Using the data beneath, show every line that includes the word "Wrote".

■ ■ ■ ■ ■ ■ ■

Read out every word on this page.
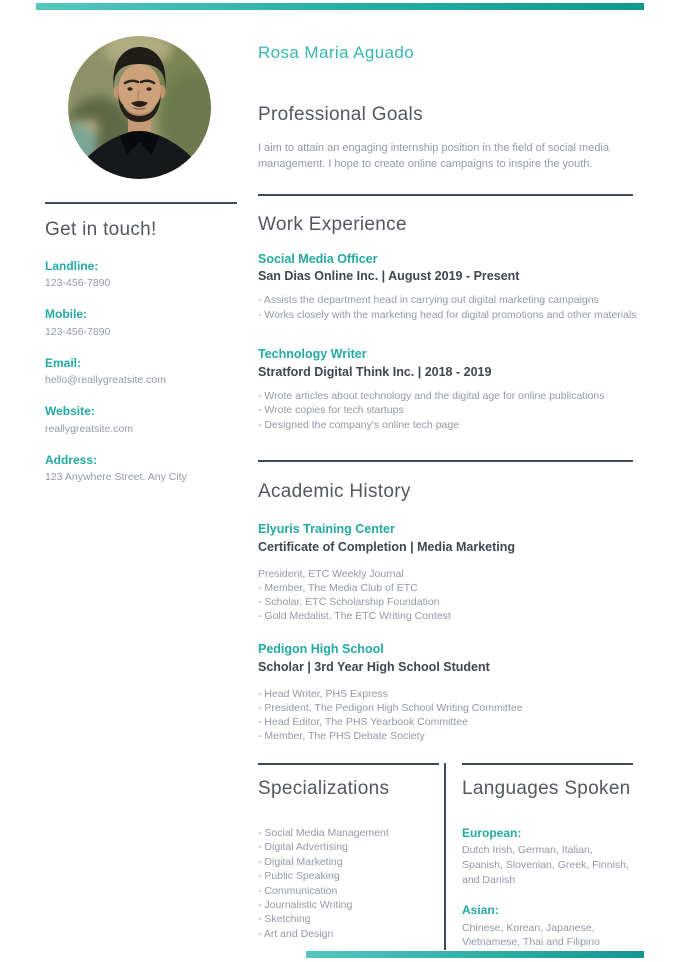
Get in touch!
Landline:
123-456-7890
Mobile:
123-456-7890
Email:
hello@reallygreatsite.com
Website:
reallygreatsite.com
Address:
123 Anywhere Street. Any City
Rosa Maria Aguado
Professional Goals

I aim to attain an engaging internship position in the field of social media management. I hope to create online campaigns to inspire the youth.

Work Experience
Social Media Officer
San Dias Online Inc. | August 2019 - Present
- Assists the department head in carrying out digital marketing campaigns
- Works closely with the marketing head for digital promotions and other materials
Technology Writer
Stratford Digital Think Inc. | 2018 - 2019
- Wrote articles about technology and the digital age for online publications
- Wrote copies for tech startups
- Designed the company's online tech page
Academic History
Elyuris Training Center
Certificate of Completion | Media Marketing
President, ETC Weekly Journal
- Member, The Media Club of ETC
- Scholar, ETC Scholarship Foundation
- Gold Medalist, The ETC Writing Contest
Pedigon High School
Scholar | 3rd Year High School Student
- Head Writer, PHS Express
- President, The Pedigon High School Writing Committee
- Head Editor, The PHS Yearbook Committee
- Member, The PHS Debate Society
Specializations
- Social Media Management
- Digital Advertising
- Digital Marketing
- Public Speaking
- Communication
- Journalistic Writing
- Sketching
- Art and Design
Languages Spoken
European:
Dutch Irish, German, Italian, Spanish, Slovenian, Greek, Finnish, and Danish
Asian:
Chinese, Korean, Japanese, Vietnamese, Thai and Filipino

■ ■ ■ ■ ■ ■ ■

[ANSWER FOR THE TASK]
- Wrote articles about technology and the digital age for online publications
- Wrote copies for tech startups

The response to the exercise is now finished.